__Instructions to follow__.
Extract, from the listing that follows, each line containing the word "Capacity".

(Dataset entries)
=======

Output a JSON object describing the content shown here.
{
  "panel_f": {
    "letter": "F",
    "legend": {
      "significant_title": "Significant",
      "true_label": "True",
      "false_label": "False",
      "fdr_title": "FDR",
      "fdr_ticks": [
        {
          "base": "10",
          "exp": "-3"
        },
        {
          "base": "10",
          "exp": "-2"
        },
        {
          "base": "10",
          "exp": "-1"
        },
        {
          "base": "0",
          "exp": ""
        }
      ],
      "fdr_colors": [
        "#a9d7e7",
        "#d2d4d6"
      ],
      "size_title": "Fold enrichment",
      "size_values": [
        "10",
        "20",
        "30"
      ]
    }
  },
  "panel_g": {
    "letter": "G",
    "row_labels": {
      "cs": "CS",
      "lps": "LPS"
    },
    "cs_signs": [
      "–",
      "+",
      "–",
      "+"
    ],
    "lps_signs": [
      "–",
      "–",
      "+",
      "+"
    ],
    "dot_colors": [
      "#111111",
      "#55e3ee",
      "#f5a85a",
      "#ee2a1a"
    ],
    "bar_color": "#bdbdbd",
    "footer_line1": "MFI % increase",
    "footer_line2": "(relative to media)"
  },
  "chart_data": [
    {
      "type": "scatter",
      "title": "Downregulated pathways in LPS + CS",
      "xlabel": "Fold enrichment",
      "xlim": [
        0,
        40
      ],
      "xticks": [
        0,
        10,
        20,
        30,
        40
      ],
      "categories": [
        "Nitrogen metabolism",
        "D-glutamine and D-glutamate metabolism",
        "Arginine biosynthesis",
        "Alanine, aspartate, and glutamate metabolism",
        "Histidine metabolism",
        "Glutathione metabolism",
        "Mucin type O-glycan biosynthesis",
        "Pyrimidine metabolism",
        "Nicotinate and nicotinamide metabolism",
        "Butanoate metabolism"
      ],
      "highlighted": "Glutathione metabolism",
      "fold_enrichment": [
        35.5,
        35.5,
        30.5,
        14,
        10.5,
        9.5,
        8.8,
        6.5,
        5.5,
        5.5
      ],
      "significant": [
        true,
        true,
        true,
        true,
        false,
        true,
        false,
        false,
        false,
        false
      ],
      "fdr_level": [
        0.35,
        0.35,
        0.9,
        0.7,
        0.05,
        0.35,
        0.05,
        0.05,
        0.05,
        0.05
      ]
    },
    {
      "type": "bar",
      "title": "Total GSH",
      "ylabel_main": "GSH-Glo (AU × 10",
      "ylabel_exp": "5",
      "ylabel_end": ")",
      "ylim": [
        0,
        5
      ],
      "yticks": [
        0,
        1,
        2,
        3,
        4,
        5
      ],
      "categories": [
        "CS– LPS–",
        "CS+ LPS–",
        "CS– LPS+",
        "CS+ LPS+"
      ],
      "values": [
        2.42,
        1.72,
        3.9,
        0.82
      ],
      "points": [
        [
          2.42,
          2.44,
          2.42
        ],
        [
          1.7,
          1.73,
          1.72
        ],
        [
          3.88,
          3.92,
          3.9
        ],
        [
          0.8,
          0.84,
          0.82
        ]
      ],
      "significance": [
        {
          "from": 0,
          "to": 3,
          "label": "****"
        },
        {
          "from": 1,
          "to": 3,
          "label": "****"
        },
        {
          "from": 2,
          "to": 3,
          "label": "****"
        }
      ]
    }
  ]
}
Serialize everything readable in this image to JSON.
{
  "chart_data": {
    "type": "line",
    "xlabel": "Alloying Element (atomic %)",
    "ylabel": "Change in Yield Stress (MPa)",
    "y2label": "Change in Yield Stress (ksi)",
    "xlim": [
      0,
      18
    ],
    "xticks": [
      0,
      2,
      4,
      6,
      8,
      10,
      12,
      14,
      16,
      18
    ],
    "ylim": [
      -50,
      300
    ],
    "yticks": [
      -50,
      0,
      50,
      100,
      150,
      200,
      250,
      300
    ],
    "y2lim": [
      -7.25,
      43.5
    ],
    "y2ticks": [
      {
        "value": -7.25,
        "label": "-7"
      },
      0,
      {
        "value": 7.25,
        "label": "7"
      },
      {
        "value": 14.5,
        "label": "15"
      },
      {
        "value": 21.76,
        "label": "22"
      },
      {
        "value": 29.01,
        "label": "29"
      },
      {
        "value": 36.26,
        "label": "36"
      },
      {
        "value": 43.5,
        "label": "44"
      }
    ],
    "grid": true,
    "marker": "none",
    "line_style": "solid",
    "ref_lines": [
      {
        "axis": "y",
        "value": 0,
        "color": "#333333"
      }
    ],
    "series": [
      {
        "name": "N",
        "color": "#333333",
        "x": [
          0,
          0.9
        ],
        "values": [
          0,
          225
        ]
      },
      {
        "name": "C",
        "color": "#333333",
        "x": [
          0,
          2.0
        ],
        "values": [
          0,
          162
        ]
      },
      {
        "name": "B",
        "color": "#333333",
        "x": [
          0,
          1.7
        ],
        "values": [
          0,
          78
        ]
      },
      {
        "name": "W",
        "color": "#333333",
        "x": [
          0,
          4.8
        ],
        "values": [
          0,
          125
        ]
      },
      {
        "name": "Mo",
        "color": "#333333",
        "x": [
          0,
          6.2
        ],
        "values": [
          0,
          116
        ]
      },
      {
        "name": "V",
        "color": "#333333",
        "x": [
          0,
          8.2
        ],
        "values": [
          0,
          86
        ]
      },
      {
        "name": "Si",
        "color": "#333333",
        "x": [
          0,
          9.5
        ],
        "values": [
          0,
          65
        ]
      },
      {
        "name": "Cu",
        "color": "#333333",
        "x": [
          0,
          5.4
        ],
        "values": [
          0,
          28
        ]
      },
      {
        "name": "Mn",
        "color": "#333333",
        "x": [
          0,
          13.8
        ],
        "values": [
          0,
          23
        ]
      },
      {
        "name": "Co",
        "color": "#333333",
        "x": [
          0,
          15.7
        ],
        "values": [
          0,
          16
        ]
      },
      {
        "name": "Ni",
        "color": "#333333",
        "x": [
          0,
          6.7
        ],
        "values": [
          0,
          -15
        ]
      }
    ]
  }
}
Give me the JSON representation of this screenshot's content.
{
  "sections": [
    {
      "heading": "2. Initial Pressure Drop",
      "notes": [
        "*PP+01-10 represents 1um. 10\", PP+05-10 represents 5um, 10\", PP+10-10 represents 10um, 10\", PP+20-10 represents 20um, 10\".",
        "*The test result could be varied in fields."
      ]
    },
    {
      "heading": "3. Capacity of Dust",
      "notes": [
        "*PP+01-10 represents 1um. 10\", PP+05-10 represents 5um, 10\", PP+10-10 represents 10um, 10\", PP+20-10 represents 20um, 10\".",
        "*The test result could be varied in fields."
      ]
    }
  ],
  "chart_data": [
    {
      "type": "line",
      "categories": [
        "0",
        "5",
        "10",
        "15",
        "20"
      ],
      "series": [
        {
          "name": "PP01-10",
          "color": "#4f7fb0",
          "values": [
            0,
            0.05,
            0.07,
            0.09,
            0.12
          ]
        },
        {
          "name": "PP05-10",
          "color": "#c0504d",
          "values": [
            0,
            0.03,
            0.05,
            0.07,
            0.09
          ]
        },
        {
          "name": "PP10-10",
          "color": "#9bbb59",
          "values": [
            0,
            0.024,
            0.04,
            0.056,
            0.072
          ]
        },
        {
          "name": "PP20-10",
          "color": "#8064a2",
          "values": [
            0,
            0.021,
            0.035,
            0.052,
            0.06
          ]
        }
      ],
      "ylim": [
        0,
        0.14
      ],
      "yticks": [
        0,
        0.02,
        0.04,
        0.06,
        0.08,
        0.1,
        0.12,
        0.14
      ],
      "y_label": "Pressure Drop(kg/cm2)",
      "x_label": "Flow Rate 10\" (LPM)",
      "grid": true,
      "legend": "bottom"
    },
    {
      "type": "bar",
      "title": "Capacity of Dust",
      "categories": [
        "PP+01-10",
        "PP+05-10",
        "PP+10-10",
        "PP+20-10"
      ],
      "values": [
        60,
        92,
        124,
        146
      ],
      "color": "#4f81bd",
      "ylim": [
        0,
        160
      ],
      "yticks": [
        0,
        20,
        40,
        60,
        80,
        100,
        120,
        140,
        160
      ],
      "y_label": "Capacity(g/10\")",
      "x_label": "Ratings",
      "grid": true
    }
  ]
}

=======

__Solution for this problem__.
      "heading": "3. Capacity of Dust",
      "title": "Capacity of Dust",
      "y_label": "Capacity(g/10\")",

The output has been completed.